--- Do this ---
Check each line below for the word "alchimique" and give the number of lines that have it, nothing more.

--- Records supplied ---
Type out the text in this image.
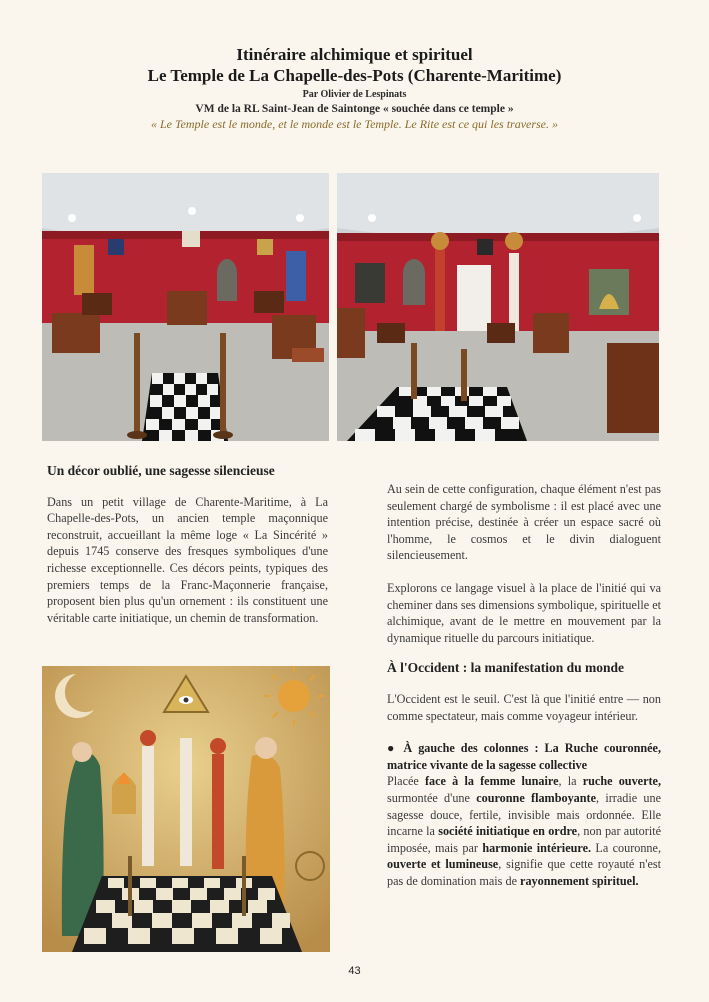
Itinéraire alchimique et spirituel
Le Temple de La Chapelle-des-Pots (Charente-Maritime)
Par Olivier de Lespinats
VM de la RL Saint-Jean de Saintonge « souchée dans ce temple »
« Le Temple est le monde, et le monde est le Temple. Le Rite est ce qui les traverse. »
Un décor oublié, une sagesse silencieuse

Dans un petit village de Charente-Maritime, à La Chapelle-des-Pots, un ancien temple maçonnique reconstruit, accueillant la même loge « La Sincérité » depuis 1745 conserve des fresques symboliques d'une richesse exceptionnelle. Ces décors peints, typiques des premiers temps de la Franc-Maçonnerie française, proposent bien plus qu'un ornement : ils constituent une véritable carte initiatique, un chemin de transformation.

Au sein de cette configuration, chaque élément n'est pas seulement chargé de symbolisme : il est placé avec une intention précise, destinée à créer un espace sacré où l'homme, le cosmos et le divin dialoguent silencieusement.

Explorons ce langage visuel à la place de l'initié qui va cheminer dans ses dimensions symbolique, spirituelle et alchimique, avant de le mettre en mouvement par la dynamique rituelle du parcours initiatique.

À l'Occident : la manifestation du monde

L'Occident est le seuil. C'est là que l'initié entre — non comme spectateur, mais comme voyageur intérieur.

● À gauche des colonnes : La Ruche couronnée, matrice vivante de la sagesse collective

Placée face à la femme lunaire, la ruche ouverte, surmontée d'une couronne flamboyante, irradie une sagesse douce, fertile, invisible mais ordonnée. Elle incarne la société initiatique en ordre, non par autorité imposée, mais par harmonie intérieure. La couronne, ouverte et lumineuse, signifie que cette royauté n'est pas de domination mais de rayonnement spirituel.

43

==

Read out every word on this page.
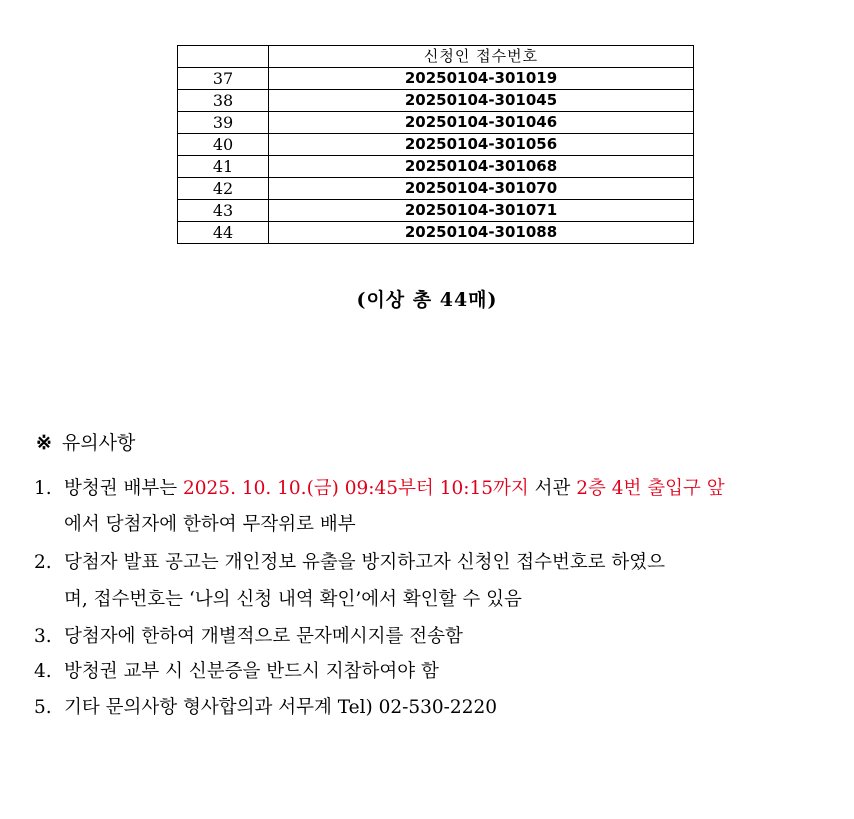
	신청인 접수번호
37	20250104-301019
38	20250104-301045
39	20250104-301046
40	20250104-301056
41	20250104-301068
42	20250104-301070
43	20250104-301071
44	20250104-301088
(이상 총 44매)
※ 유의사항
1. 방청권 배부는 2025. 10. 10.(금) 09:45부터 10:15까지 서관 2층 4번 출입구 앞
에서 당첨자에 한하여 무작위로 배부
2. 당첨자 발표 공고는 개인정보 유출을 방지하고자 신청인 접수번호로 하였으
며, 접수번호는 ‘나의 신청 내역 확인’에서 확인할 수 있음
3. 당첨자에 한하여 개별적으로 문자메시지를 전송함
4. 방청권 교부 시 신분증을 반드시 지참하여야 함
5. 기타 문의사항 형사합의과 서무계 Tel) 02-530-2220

--- Reply ---
2